Locate the word "XIII" in the material, then show every line that holds it.

Recorded information

····················

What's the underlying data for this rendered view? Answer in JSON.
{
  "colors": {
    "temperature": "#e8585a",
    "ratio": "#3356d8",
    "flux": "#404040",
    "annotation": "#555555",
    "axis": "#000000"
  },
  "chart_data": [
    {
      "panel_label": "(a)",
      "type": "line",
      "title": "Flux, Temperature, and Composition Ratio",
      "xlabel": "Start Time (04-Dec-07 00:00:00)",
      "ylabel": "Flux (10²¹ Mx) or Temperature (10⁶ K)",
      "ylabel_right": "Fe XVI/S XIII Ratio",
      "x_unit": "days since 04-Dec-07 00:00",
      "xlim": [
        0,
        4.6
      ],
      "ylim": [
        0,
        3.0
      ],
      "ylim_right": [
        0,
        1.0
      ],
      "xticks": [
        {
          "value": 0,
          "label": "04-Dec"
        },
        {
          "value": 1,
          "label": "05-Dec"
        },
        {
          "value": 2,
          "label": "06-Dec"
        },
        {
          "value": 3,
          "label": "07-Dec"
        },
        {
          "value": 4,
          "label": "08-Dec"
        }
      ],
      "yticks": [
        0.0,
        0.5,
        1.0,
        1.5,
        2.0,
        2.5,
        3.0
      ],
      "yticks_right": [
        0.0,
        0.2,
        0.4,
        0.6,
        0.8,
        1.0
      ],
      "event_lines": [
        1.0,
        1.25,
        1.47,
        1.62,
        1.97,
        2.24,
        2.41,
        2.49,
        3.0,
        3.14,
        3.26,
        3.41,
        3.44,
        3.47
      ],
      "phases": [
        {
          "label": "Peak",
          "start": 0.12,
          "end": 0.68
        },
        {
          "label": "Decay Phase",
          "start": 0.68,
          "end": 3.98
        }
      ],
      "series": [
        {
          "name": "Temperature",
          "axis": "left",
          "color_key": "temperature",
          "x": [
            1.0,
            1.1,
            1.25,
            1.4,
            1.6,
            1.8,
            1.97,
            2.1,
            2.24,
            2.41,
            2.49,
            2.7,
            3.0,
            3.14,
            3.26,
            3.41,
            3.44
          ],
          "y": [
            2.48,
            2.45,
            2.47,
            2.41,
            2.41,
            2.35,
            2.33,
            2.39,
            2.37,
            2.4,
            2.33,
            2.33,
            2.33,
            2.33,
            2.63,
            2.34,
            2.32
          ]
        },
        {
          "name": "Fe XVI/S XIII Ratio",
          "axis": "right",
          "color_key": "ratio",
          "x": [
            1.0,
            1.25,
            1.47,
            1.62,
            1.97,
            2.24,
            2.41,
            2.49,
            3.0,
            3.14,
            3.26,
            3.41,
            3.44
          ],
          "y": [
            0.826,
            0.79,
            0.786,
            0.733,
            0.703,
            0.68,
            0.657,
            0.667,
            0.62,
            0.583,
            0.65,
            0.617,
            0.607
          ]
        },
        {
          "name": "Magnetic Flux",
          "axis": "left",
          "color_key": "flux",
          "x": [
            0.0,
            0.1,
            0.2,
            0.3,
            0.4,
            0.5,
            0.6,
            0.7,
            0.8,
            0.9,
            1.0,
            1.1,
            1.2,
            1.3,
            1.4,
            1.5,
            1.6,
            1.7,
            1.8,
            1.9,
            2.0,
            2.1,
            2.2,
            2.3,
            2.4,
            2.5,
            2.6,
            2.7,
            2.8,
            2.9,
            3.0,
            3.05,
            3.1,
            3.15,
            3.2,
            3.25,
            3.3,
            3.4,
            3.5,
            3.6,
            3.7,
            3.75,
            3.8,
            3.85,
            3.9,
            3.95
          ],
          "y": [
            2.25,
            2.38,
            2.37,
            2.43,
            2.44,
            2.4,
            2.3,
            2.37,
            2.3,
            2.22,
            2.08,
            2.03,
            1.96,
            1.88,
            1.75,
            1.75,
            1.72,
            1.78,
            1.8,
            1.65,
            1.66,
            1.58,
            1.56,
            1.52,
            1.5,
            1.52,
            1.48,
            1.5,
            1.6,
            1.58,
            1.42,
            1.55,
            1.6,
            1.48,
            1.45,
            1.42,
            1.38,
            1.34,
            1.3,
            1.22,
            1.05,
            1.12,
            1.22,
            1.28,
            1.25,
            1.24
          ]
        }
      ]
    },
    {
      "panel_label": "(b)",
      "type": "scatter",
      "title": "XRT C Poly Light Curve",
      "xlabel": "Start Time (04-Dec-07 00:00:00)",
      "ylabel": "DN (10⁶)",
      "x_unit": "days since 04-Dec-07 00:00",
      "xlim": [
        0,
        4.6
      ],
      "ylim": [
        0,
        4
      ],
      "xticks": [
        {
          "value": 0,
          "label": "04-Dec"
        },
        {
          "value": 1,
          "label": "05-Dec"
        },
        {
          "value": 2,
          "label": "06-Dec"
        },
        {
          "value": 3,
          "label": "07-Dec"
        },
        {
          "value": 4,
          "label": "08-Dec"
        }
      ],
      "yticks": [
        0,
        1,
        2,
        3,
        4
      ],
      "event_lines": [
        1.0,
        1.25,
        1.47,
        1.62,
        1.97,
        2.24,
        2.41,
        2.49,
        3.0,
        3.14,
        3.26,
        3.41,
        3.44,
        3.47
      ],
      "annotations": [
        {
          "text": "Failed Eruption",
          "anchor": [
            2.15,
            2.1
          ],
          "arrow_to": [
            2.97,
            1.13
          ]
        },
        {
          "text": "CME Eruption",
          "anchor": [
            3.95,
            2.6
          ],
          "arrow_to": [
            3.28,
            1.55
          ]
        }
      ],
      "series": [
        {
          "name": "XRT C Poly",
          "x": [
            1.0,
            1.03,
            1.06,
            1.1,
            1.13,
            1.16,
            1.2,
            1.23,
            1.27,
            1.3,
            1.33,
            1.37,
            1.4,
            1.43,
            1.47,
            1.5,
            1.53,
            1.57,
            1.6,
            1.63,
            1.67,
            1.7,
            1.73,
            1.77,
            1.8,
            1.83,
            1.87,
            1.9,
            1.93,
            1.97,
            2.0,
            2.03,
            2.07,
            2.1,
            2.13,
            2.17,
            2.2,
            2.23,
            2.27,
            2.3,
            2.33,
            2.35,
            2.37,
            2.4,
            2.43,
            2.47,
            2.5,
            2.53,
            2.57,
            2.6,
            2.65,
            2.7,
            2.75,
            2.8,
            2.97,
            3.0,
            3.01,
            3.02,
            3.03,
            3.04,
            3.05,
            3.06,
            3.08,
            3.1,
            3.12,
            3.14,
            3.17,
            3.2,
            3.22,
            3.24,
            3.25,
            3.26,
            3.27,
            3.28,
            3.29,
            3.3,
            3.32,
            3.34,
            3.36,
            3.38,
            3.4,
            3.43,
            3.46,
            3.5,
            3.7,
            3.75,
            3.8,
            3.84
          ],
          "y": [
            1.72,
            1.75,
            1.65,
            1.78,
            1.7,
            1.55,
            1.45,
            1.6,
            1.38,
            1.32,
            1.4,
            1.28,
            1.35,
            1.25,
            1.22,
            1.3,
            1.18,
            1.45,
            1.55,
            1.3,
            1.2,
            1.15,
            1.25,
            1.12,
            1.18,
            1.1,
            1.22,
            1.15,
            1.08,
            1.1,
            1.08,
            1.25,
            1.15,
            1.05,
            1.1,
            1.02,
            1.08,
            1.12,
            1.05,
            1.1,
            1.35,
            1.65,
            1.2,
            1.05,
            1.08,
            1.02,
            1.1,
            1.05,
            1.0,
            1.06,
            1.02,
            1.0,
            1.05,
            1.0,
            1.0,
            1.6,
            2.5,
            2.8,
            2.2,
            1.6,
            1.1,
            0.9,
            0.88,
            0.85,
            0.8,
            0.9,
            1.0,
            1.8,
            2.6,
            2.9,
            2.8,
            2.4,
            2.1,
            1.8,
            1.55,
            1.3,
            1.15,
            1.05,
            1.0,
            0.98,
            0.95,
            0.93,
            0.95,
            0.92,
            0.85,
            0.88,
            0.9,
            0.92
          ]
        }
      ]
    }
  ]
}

····················

Result of the exercise
      "ylabel_right": "Fe XVI/S XIII Ratio",
          "name": "Fe XVI/S XIII Ratio",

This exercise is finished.